### AIM OF THE EXERCISE
Would you output the whole listing below, exactly as it reads?

Some records:

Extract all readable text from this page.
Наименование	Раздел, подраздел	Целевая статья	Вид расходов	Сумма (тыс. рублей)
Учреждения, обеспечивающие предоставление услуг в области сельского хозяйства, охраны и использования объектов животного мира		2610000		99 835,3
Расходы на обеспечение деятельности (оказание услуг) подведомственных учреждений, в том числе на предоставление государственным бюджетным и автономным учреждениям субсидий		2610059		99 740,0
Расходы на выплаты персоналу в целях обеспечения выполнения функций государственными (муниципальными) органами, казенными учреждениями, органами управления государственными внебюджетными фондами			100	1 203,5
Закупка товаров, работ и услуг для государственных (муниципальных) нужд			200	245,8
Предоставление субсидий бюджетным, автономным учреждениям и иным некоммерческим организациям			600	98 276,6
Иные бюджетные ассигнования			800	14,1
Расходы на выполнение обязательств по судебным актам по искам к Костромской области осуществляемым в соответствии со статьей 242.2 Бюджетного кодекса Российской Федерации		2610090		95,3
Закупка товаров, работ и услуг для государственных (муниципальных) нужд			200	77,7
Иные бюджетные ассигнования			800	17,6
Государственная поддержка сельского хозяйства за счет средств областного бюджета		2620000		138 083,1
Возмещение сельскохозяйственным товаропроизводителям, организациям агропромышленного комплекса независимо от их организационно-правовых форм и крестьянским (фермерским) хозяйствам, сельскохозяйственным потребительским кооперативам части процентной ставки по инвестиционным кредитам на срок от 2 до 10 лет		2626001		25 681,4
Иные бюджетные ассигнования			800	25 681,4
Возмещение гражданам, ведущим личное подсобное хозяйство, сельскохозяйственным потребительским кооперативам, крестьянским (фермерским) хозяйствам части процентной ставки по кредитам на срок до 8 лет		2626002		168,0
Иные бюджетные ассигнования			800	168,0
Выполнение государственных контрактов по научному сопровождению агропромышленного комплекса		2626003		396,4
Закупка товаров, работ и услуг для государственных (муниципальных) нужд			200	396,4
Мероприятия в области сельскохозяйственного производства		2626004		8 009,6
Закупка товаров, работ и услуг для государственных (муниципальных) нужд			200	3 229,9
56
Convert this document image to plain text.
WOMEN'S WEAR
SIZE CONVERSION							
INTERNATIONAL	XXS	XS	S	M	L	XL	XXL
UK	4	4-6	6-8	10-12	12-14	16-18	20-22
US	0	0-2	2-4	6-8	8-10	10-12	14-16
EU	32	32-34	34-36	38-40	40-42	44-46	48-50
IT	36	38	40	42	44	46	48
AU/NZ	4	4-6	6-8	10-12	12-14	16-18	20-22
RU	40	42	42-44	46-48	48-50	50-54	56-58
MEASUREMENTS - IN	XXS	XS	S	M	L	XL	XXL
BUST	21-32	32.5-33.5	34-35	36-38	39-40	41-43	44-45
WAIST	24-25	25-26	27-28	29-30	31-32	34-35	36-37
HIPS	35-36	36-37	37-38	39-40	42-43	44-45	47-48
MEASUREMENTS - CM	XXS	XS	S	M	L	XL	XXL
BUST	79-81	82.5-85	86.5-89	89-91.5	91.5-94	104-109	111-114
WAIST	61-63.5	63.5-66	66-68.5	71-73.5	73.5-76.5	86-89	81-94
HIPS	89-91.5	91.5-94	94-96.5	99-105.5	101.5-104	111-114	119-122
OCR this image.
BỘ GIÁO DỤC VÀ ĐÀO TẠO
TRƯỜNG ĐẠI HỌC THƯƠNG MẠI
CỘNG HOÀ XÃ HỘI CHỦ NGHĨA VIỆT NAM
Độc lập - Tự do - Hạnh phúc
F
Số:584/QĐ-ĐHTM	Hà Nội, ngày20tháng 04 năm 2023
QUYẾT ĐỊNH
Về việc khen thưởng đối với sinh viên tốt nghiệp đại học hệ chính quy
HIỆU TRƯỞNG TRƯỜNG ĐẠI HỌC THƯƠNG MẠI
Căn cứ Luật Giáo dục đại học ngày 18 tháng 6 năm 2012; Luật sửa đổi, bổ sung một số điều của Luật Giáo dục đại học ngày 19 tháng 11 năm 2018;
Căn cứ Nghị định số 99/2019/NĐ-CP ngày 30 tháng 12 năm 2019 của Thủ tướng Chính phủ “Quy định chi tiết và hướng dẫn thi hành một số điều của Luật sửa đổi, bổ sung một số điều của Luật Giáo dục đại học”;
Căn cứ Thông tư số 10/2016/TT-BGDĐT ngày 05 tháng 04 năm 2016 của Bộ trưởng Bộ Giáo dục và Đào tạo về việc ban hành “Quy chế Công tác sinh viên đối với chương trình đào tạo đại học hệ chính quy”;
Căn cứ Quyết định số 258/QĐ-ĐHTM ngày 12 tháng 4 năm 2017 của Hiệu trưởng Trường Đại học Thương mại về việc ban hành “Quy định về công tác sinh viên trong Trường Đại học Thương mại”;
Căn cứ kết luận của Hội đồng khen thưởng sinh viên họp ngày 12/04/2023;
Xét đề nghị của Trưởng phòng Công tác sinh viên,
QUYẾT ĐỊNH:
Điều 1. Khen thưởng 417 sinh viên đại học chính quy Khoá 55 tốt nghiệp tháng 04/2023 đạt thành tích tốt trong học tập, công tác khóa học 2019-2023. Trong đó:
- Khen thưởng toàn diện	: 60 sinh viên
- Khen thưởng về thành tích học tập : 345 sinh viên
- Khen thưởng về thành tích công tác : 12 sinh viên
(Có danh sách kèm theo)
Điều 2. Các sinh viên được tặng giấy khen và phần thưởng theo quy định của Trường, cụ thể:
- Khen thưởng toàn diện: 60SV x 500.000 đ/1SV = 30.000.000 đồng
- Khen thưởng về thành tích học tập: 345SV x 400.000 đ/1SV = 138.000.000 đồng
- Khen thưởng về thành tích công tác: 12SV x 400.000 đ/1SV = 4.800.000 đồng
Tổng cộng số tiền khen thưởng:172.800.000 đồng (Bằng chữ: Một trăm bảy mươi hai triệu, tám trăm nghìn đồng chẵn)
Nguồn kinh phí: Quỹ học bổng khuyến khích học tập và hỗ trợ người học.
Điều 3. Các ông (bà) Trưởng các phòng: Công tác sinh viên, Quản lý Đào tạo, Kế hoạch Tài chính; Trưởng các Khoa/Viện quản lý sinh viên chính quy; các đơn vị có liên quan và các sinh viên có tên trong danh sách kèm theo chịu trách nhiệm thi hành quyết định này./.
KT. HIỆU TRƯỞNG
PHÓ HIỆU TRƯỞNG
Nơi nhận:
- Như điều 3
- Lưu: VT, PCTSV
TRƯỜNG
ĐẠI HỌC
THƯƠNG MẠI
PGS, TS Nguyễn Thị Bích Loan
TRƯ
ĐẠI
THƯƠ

### TASK OUTPUT
Extract all readable text from this page.
Наименование	Раздел, подраздел	Целевая статья	Вид расходов	Сумма (тыс. рублей)
Учреждения, обеспечивающие предоставление услуг в области сельского хозяйства, охраны и использования объектов животного мира		2610000		99 835,3
Расходы на обеспечение деятельности (оказание услуг) подведомственных учреждений, в том числе на предоставление государственным бюджетным и автономным учреждениям субсидий		2610059		99 740,0
Расходы на выплаты персоналу в целях обеспечения выполнения функций государственными (муниципальными) органами, казенными учреждениями, органами управления государственными внебюджетными фондами			100	1 203,5
Закупка товаров, работ и услуг для государственных (муниципальных) нужд			200	245,8
Предоставление субсидий бюджетным, автономным учреждениям и иным некоммерческим организациям			600	98 276,6
Иные бюджетные ассигнования			800	14,1
Расходы на выполнение обязательств по судебным актам по искам к Костромской области осуществляемым в соответствии со статьей 242.2 Бюджетного кодекса Российской Федерации		2610090		95,3
Закупка товаров, работ и услуг для государственных (муниципальных) нужд			200	77,7
Иные бюджетные ассигнования			800	17,6
Государственная поддержка сельского хозяйства за счет средств областного бюджета		2620000		138 083,1
Возмещение сельскохозяйственным товаропроизводителям, организациям агропромышленного комплекса независимо от их организационно-правовых форм и крестьянским (фермерским) хозяйствам, сельскохозяйственным потребительским кооперативам части процентной ставки по инвестиционным кредитам на срок от 2 до 10 лет		2626001		25 681,4
Иные бюджетные ассигнования			800	25 681,4
Возмещение гражданам, ведущим личное подсобное хозяйство, сельскохозяйственным потребительским кооперативам, крестьянским (фермерским) хозяйствам части процентной ставки по кредитам на срок до 8 лет		2626002		168,0
Иные бюджетные ассигнования			800	168,0
Выполнение государственных контрактов по научному сопровождению агропромышленного комплекса		2626003		396,4
Закупка товаров, работ и услуг для государственных (муниципальных) нужд			200	396,4
Мероприятия в области сельскохозяйственного производства		2626004		8 009,6
Закупка товаров, работ и услуг для государственных (муниципальных) нужд			200	3 229,9
56
Convert this document image to plain text.
WOMEN'S WEAR
SIZE CONVERSION							
INTERNATIONAL	XXS	XS	S	M	L	XL	XXL
UK	4	4-6	6-8	10-12	12-14	16-18	20-22
US	0	0-2	2-4	6-8	8-10	10-12	14-16
EU	32	32-34	34-36	38-40	40-42	44-46	48-50
IT	36	38	40	42	44	46	48
AU/NZ	4	4-6	6-8	10-12	12-14	16-18	20-22
RU	40	42	42-44	46-48	48-50	50-54	56-58
MEASUREMENTS - IN	XXS	XS	S	M	L	XL	XXL
BUST	21-32	32.5-33.5	34-35	36-38	39-40	41-43	44-45
WAIST	24-25	25-26	27-28	29-30	31-32	34-35	36-37
HIPS	35-36	36-37	37-38	39-40	42-43	44-45	47-48
MEASUREMENTS - CM	XXS	XS	S	M	L	XL	XXL
BUST	79-81	82.5-85	86.5-89	89-91.5	91.5-94	104-109	111-114
WAIST	61-63.5	63.5-66	66-68.5	71-73.5	73.5-76.5	86-89	81-94
HIPS	89-91.5	91.5-94	94-96.5	99-105.5	101.5-104	111-114	119-122
OCR this image.
BỘ GIÁO DỤC VÀ ĐÀO TẠO
TRƯỜNG ĐẠI HỌC THƯƠNG MẠI
CỘNG HOÀ XÃ HỘI CHỦ NGHĨA VIỆT NAM
Độc lập - Tự do - Hạnh phúc
F
Số:584/QĐ-ĐHTM	Hà Nội, ngày20tháng 04 năm 2023
QUYẾT ĐỊNH
Về việc khen thưởng đối với sinh viên tốt nghiệp đại học hệ chính quy
HIỆU TRƯỞNG TRƯỜNG ĐẠI HỌC THƯƠNG MẠI
Căn cứ Luật Giáo dục đại học ngày 18 tháng 6 năm 2012; Luật sửa đổi, bổ sung một số điều của Luật Giáo dục đại học ngày 19 tháng 11 năm 2018;
Căn cứ Nghị định số 99/2019/NĐ-CP ngày 30 tháng 12 năm 2019 của Thủ tướng Chính phủ “Quy định chi tiết và hướng dẫn thi hành một số điều của Luật sửa đổi, bổ sung một số điều của Luật Giáo dục đại học”;
Căn cứ Thông tư số 10/2016/TT-BGDĐT ngày 05 tháng 04 năm 2016 của Bộ trưởng Bộ Giáo dục và Đào tạo về việc ban hành “Quy chế Công tác sinh viên đối với chương trình đào tạo đại học hệ chính quy”;
Căn cứ Quyết định số 258/QĐ-ĐHTM ngày 12 tháng 4 năm 2017 của Hiệu trưởng Trường Đại học Thương mại về việc ban hành “Quy định về công tác sinh viên trong Trường Đại học Thương mại”;
Căn cứ kết luận của Hội đồng khen thưởng sinh viên họp ngày 12/04/2023;
Xét đề nghị của Trưởng phòng Công tác sinh viên,
QUYẾT ĐỊNH:
Điều 1. Khen thưởng 417 sinh viên đại học chính quy Khoá 55 tốt nghiệp tháng 04/2023 đạt thành tích tốt trong học tập, công tác khóa học 2019-2023. Trong đó:
- Khen thưởng toàn diện	: 60 sinh viên
- Khen thưởng về thành tích học tập : 345 sinh viên
- Khen thưởng về thành tích công tác : 12 sinh viên
(Có danh sách kèm theo)
Điều 2. Các sinh viên được tặng giấy khen và phần thưởng theo quy định của Trường, cụ thể:
- Khen thưởng toàn diện: 60SV x 500.000 đ/1SV = 30.000.000 đồng
- Khen thưởng về thành tích học tập: 345SV x 400.000 đ/1SV = 138.000.000 đồng
- Khen thưởng về thành tích công tác: 12SV x 400.000 đ/1SV = 4.800.000 đồng
Tổng cộng số tiền khen thưởng:172.800.000 đồng (Bằng chữ: Một trăm bảy mươi hai triệu, tám trăm nghìn đồng chẵn)
Nguồn kinh phí: Quỹ học bổng khuyến khích học tập và hỗ trợ người học.
Điều 3. Các ông (bà) Trưởng các phòng: Công tác sinh viên, Quản lý Đào tạo, Kế hoạch Tài chính; Trưởng các Khoa/Viện quản lý sinh viên chính quy; các đơn vị có liên quan và các sinh viên có tên trong danh sách kèm theo chịu trách nhiệm thi hành quyết định này./.
KT. HIỆU TRƯỞNG
PHÓ HIỆU TRƯỞNG
Nơi nhận:
- Như điều 3
- Lưu: VT, PCTSV
TRƯỜNG
ĐẠI HỌC
THƯƠNG MẠI
PGS, TS Nguyễn Thị Bích Loan
TRƯ
ĐẠI
THƯƠ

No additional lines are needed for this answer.